## Start
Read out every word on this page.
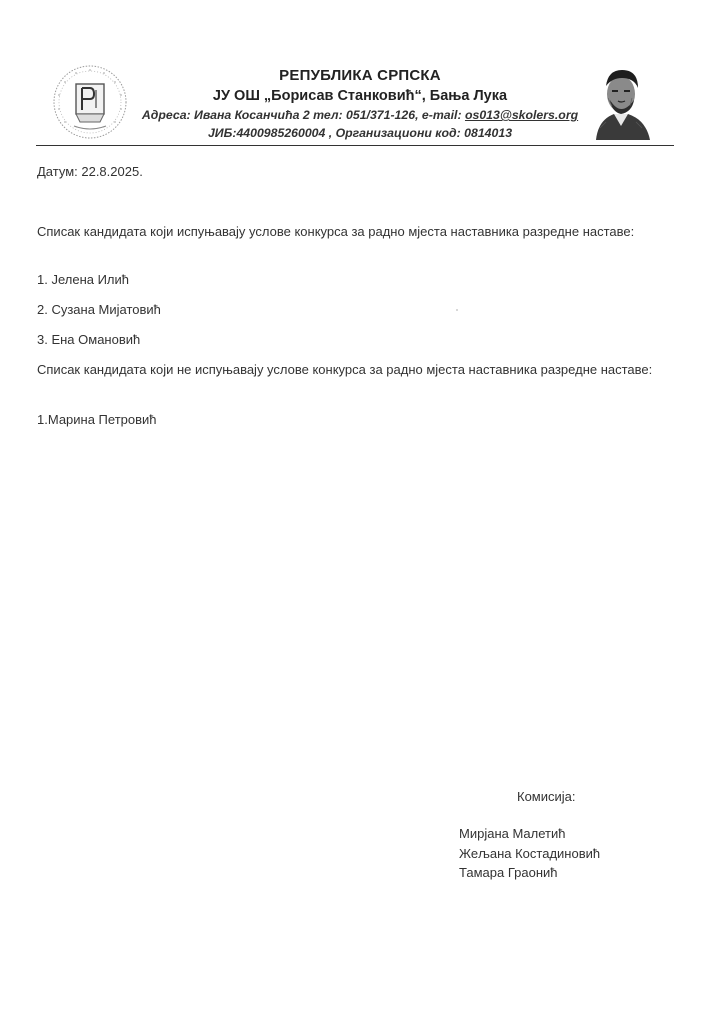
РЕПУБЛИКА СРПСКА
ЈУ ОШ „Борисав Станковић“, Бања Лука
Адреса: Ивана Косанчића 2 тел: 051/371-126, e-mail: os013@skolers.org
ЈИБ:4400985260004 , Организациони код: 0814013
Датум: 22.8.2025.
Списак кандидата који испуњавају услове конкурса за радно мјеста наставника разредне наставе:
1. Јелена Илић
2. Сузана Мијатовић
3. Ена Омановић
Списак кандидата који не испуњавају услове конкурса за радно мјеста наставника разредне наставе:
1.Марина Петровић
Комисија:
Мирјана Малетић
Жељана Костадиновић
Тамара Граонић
## End
What you should do -
Pictures excluded, quote all the data above exactly.

Solution to this problem -
Read out every word on this page.
РЕПУБЛИКА СРПСКА
ЈУ ОШ „Борисав Станковић“, Бања Лука
Адреса: Ивана Косанчића 2 тел: 051/371-126, e-mail: os013@skolers.org
ЈИБ:4400985260004 , Организациони код: 0814013
Датум: 22.8.2025.
Списак кандидата који испуњавају услове конкурса за радно мјеста наставника разредне наставе:
1. Јелена Илић
2. Сузана Мијатовић
3. Ена Омановић
Списак кандидата који не испуњавају услове конкурса за радно мјеста наставника разредне наставе:
1.Марина Петровић
Комисија:
Мирјана Малетић
Жељана Костадиновић
Тамара Граонић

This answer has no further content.